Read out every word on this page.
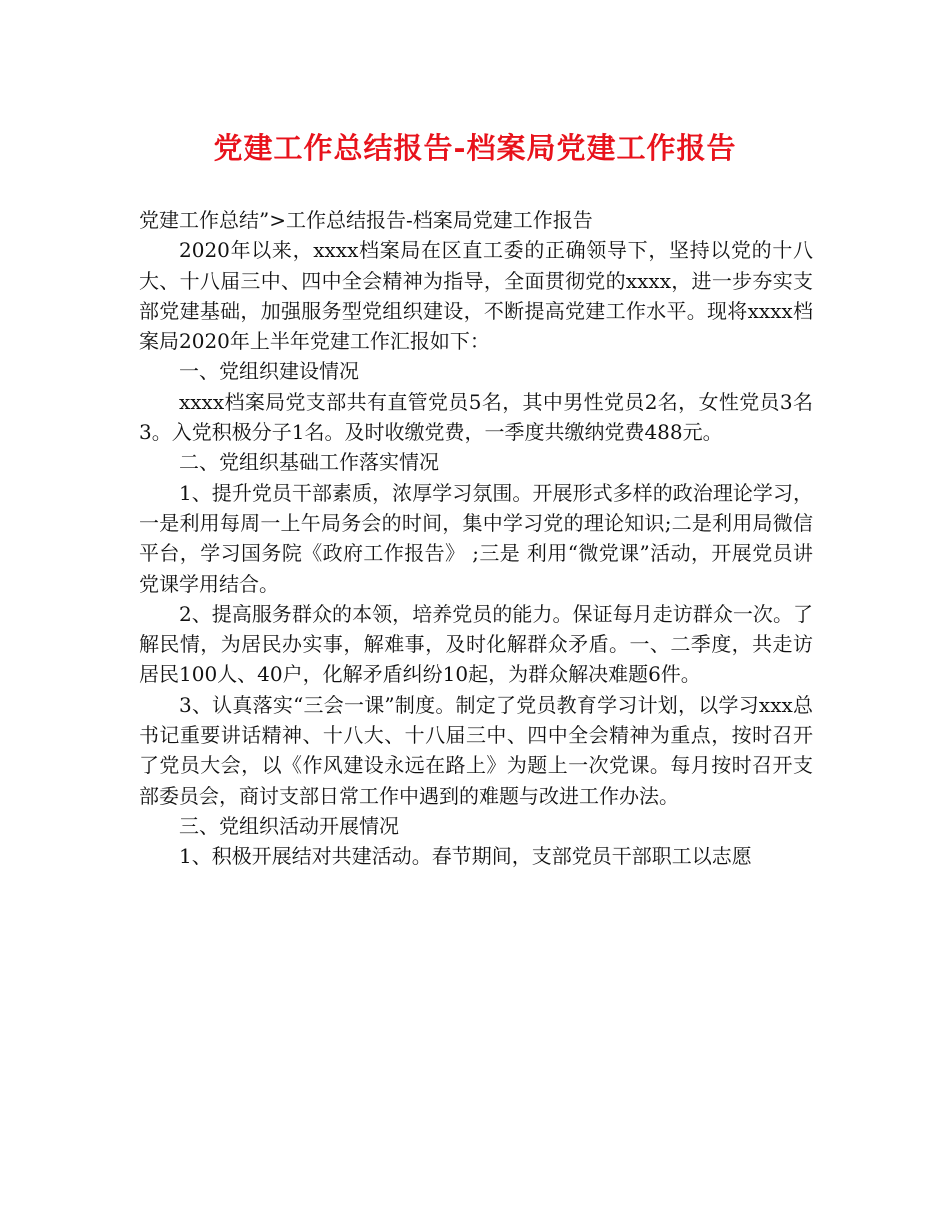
党建工作总结报告-档案局党建工作报告

党建工作总结”>工作总结报告-档案局党建工作报告

2020年以来，xxxx档案局在区直工委的正确领导下，坚持以党的十八大、十八届三中、四中全会精神为指导，全面贯彻党的xxxx，进一步夯实支部党建基础，加强服务型党组织建设，不断提高党建工作水平。现将xxxx档案局2020年上半年党建工作汇报如下：

一、党组织建设情况

xxxx档案局党支部共有直管党员5名，其中男性党员2名，女性党员3名3。入党积极分子1名。及时收缴党费，一季度共缴纳党费488元。

二、党组织基础工作落实情况

1、提升党员干部素质，浓厚学习氛围。开展形式多样的政治理论学习，一是利用每周一上午局务会的时间，集中学习党的理论知识;二是利用局微信平台，学习国务院《政府工作报告》 ;三是 利用“微党课”活动，开展党员讲党课学用结合。

2、提高服务群众的本领，培养党员的能力。保证每月走访群众一次。了解民情，为居民办实事，解难事，及时化解群众矛盾。一、二季度，共走访居民100人、40户，化解矛盾纠纷10起，为群众解决难题6件。

3、认真落实“三会一课”制度。制定了党员教育学习计划，以学习xxx总书记重要讲话精神、十八大、十八届三中、四中全会精神为重点，按时召开了党员大会，以《作风建设永远在路上》为题上一次党课。每月按时召开支部委员会，商讨支部日常工作中遇到的难题与改进工作办法。

三、党组织活动开展情况

1、积极开展结对共建活动。春节期间，支部党员干部职工以志愿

◆ **Brief**
Set down all the data again exactly as above, pictures excluded.

◆ **Written solution**
Read out every word on this page.
党建工作总结报告-档案局党建工作报告

党建工作总结”>工作总结报告-档案局党建工作报告

2020年以来，xxxx档案局在区直工委的正确领导下，坚持以党的十八大、十八届三中、四中全会精神为指导，全面贯彻党的xxxx，进一步夯实支部党建基础，加强服务型党组织建设，不断提高党建工作水平。现将xxxx档案局2020年上半年党建工作汇报如下：

一、党组织建设情况

xxxx档案局党支部共有直管党员5名，其中男性党员2名，女性党员3名3。入党积极分子1名。及时收缴党费，一季度共缴纳党费488元。

二、党组织基础工作落实情况

1、提升党员干部素质，浓厚学习氛围。开展形式多样的政治理论学习，一是利用每周一上午局务会的时间，集中学习党的理论知识;二是利用局微信平台，学习国务院《政府工作报告》 ;三是 利用“微党课”活动，开展党员讲党课学用结合。

2、提高服务群众的本领，培养党员的能力。保证每月走访群众一次。了解民情，为居民办实事，解难事，及时化解群众矛盾。一、二季度，共走访居民100人、40户，化解矛盾纠纷10起，为群众解决难题6件。

3、认真落实“三会一课”制度。制定了党员教育学习计划，以学习xxx总书记重要讲话精神、十八大、十八届三中、四中全会精神为重点，按时召开了党员大会，以《作风建设永远在路上》为题上一次党课。每月按时召开支部委员会，商讨支部日常工作中遇到的难题与改进工作办法。

三、党组织活动开展情况

1、积极开展结对共建活动。春节期间，支部党员干部职工以志愿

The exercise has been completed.